**What the task requires**
Count the lines in the entries below that include the word "хроника". Give nothing but the number.

....

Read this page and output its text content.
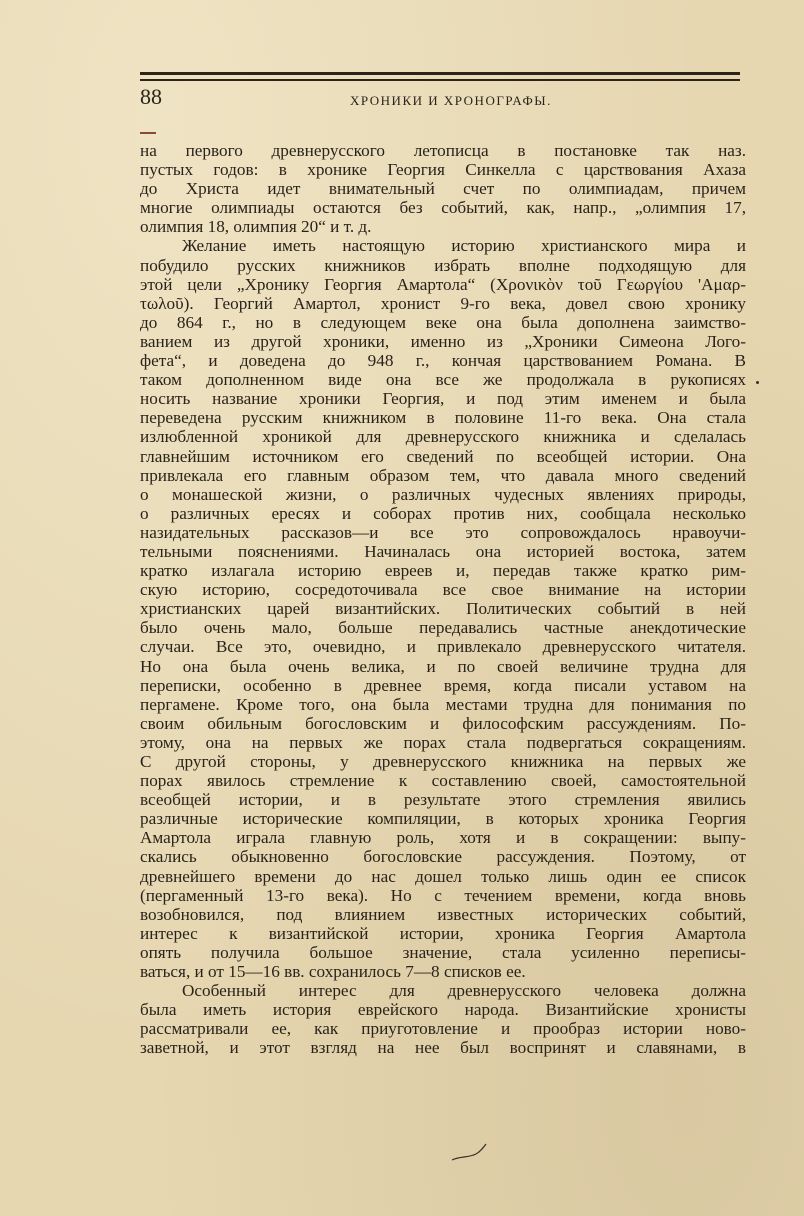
88	ХРОНИКИ И ХРОНОГРАФЫ.
на первого древнерусского летописца в постановке так наз.
пустых годов: в хронике Георгия Синкелла с царствования Ахаза
до Христа идет внимательный счет по олимпиадам, причем
многие олимпиады остаются без событий, как, напр., „олимпия 17,
олимпия 18, олимпия 20“ и т. д.
Желание иметь настоящую историю христианского мира и
побудило русских книжников избрать вполне подходящую для
этой цели „Хронику Георгия Амартола“ (Χρονικὸν τοῦ Γεωργίου 'Αμαρ-
τωλοῦ). Георгий Амартол, хронист 9-го века, довел свою хронику
до 864 г., но в следующем веке она была дополнена заимство-
ванием из другой хроники, именно из „Хроники Симеона Лого-
фета“, и доведена до 948 г., кончая царствованием Романа. В
таком дополненном виде она все же продолжала в рукописях
носить название хроники Георгия, и под этим именем и была
переведена русским книжником в половине 11-го века. Она стала
излюбленной хроникой для древнерусского книжника и сделалась
главнейшим источником его сведений по всеобщей истории. Она
привлекала его главным образом тем, что давала много сведений
о монашеской жизни, о различных чудесных явлениях природы,
о различных ересях и соборах против них, сообщала несколько
назидательных рассказов—и все это сопровождалось нравоучи-
тельными пояснениями. Начиналась она историей востока, затем
кратко излагала историю евреев и, передав также кратко рим-
скую историю, сосредоточивала все свое внимание на истории
христианских царей византийских. Политических событий в ней
было очень мало, больше передавались частные анекдотические
случаи. Все это, очевидно, и привлекало древнерусского читателя.
Но она была очень велика, и по своей величине трудна для
переписки, особенно в древнее время, когда писали уставом на
пергамене. Кроме того, она была местами трудна для понимания по
своим обильным богословским и философским рассуждениям. По-
этому, она на первых же порах стала подвергаться сокращениям.
С другой стороны, у древнерусского книжника на первых же
порах явилось стремление к составлению своей, самостоятельной
всеобщей истории, и в результате этого стремления явились
различные исторические компиляции, в которых хроника Георгия
Амартола играла главную роль, хотя и в сокращении: выпу-
скались обыкновенно богословские рассуждения. Поэтому, от
древнейшего времени до нас дошел только лишь один ее список
(пергаменный 13-го века). Но с течением времени, когда вновь
возобновился, под влиянием известных исторических событий,
интерес к византийской истории, хроника Георгия Амартола
опять получила большое значение, стала усиленно переписы-
ваться, и от 15—16 вв. сохранилось 7—8 списков ее.
Особенный интерес для древнерусского человека должна
была иметь история еврейского народа. Византийские хронисты
рассматривали ее, как приуготовление и прообраз истории ново-
заветной, и этот взгляд на нее был воспринят и славянами, в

....

**Output of the exercise**
2